*What you have to do:*
Output every record below exactly as it appears.

*Supplied records:*
+ + +
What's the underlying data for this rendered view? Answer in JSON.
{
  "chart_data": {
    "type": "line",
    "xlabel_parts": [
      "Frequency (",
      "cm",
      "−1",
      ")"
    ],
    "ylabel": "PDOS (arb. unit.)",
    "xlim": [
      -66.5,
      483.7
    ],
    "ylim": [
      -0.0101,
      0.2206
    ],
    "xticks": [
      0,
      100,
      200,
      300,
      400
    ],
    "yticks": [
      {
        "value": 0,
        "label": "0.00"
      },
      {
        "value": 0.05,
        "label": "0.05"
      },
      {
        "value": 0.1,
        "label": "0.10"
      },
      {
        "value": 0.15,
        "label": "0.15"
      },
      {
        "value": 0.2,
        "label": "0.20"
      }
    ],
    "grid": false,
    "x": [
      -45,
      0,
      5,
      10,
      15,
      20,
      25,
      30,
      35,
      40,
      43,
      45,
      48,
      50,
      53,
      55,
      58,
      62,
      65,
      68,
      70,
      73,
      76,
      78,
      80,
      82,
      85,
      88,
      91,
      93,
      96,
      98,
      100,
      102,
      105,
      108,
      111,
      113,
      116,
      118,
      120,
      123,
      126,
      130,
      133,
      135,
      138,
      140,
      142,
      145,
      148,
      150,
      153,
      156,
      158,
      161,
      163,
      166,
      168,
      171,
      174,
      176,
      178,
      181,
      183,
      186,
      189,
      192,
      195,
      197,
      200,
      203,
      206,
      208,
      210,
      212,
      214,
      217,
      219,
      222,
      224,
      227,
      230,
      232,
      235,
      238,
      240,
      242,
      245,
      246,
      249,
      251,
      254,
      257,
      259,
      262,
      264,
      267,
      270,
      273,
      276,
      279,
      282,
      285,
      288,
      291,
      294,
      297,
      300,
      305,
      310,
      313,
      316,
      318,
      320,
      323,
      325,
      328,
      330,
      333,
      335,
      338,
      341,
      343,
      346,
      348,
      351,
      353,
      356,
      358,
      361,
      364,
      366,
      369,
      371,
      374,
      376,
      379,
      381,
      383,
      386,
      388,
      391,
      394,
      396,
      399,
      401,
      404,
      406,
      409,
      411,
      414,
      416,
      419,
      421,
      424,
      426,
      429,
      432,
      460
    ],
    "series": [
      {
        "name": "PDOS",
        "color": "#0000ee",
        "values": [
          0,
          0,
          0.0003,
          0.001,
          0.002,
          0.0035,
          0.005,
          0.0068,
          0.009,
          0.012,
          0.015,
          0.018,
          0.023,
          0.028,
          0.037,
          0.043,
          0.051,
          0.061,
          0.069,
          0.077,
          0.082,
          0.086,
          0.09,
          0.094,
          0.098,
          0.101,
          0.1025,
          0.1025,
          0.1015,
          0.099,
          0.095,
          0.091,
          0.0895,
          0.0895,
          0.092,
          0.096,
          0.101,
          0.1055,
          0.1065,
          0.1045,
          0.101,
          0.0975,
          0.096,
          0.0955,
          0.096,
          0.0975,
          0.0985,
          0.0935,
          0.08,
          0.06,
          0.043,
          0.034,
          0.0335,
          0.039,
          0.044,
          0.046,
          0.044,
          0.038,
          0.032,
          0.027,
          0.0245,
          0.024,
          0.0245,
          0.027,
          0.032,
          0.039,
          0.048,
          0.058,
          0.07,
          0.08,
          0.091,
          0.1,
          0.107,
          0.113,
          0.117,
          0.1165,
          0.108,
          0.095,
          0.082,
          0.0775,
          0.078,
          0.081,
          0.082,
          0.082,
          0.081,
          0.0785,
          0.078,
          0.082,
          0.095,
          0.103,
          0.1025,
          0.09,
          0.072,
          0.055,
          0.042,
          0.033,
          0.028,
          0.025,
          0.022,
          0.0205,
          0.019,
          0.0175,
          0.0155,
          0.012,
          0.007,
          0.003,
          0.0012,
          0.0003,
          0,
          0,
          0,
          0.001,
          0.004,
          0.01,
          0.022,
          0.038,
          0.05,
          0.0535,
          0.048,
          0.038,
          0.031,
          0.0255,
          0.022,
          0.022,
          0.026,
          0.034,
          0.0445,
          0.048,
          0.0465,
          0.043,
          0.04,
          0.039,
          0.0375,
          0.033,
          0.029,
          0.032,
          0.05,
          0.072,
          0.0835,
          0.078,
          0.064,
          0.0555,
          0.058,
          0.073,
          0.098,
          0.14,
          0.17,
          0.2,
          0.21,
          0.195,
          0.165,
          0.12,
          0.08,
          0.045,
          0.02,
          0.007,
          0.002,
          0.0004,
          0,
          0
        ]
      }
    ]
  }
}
+ + +
*Written response:*
What's the underlying data for this rendered view? Answer in JSON.
{
  "chart_data": {
    "type": "line",
    "xlabel_parts": [
      "Frequency (",
      "cm",
      "−1",
      ")"
    ],
    "ylabel": "PDOS (arb. unit.)",
    "xlim": [
      -66.5,
      483.7
    ],
    "ylim": [
      -0.0101,
      0.2206
    ],
    "xticks": [
      0,
      100,
      200,
      300,
      400
    ],
    "yticks": [
      {
        "value": 0,
        "label": "0.00"
      },
      {
        "value": 0.05,
        "label": "0.05"
      },
      {
        "value": 0.1,
        "label": "0.10"
      },
      {
        "value": 0.15,
        "label": "0.15"
      },
      {
        "value": 0.2,
        "label": "0.20"
      }
    ],
    "grid": false,
    "x": [
      -45,
      0,
      5,
      10,
      15,
      20,
      25,
      30,
      35,
      40,
      43,
      45,
      48,
      50,
      53,
      55,
      58,
      62,
      65,
      68,
      70,
      73,
      76,
      78,
      80,
      82,
      85,
      88,
      91,
      93,
      96,
      98,
      100,
      102,
      105,
      108,
      111,
      113,
      116,
      118,
      120,
      123,
      126,
      130,
      133,
      135,
      138,
      140,
      142,
      145,
      148,
      150,
      153,
      156,
      158,
      161,
      163,
      166,
      168,
      171,
      174,
      176,
      178,
      181,
      183,
      186,
      189,
      192,
      195,
      197,
      200,
      203,
      206,
      208,
      210,
      212,
      214,
      217,
      219,
      222,
      224,
      227,
      230,
      232,
      235,
      238,
      240,
      242,
      245,
      246,
      249,
      251,
      254,
      257,
      259,
      262,
      264,
      267,
      270,
      273,
      276,
      279,
      282,
      285,
      288,
      291,
      294,
      297,
      300,
      305,
      310,
      313,
      316,
      318,
      320,
      323,
      325,
      328,
      330,
      333,
      335,
      338,
      341,
      343,
      346,
      348,
      351,
      353,
      356,
      358,
      361,
      364,
      366,
      369,
      371,
      374,
      376,
      379,
      381,
      383,
      386,
      388,
      391,
      394,
      396,
      399,
      401,
      404,
      406,
      409,
      411,
      414,
      416,
      419,
      421,
      424,
      426,
      429,
      432,
      460
    ],
    "series": [
      {
        "name": "PDOS",
        "color": "#0000ee",
        "values": [
          0,
          0,
          0.0003,
          0.001,
          0.002,
          0.0035,
          0.005,
          0.0068,
          0.009,
          0.012,
          0.015,
          0.018,
          0.023,
          0.028,
          0.037,
          0.043,
          0.051,
          0.061,
          0.069,
          0.077,
          0.082,
          0.086,
          0.09,
          0.094,
          0.098,
          0.101,
          0.1025,
          0.1025,
          0.1015,
          0.099,
          0.095,
          0.091,
          0.0895,
          0.0895,
          0.092,
          0.096,
          0.101,
          0.1055,
          0.1065,
          0.1045,
          0.101,
          0.0975,
          0.096,
          0.0955,
          0.096,
          0.0975,
          0.0985,
          0.0935,
          0.08,
          0.06,
          0.043,
          0.034,
          0.0335,
          0.039,
          0.044,
          0.046,
          0.044,
          0.038,
          0.032,
          0.027,
          0.0245,
          0.024,
          0.0245,
          0.027,
          0.032,
          0.039,
          0.048,
          0.058,
          0.07,
          0.08,
          0.091,
          0.1,
          0.107,
          0.113,
          0.117,
          0.1165,
          0.108,
          0.095,
          0.082,
          0.0775,
          0.078,
          0.081,
          0.082,
          0.082,
          0.081,
          0.0785,
          0.078,
          0.082,
          0.095,
          0.103,
          0.1025,
          0.09,
          0.072,
          0.055,
          0.042,
          0.033,
          0.028,
          0.025,
          0.022,
          0.0205,
          0.019,
          0.0175,
          0.0155,
          0.012,
          0.007,
          0.003,
          0.0012,
          0.0003,
          0,
          0,
          0,
          0.001,
          0.004,
          0.01,
          0.022,
          0.038,
          0.05,
          0.0535,
          0.048,
          0.038,
          0.031,
          0.0255,
          0.022,
          0.022,
          0.026,
          0.034,
          0.0445,
          0.048,
          0.0465,
          0.043,
          0.04,
          0.039,
          0.0375,
          0.033,
          0.029,
          0.032,
          0.05,
          0.072,
          0.0835,
          0.078,
          0.064,
          0.0555,
          0.058,
          0.073,
          0.098,
          0.14,
          0.17,
          0.2,
          0.21,
          0.195,
          0.165,
          0.12,
          0.08,
          0.045,
          0.02,
          0.007,
          0.002,
          0.0004,
          0,
          0
        ]
      }
    ]
  }
}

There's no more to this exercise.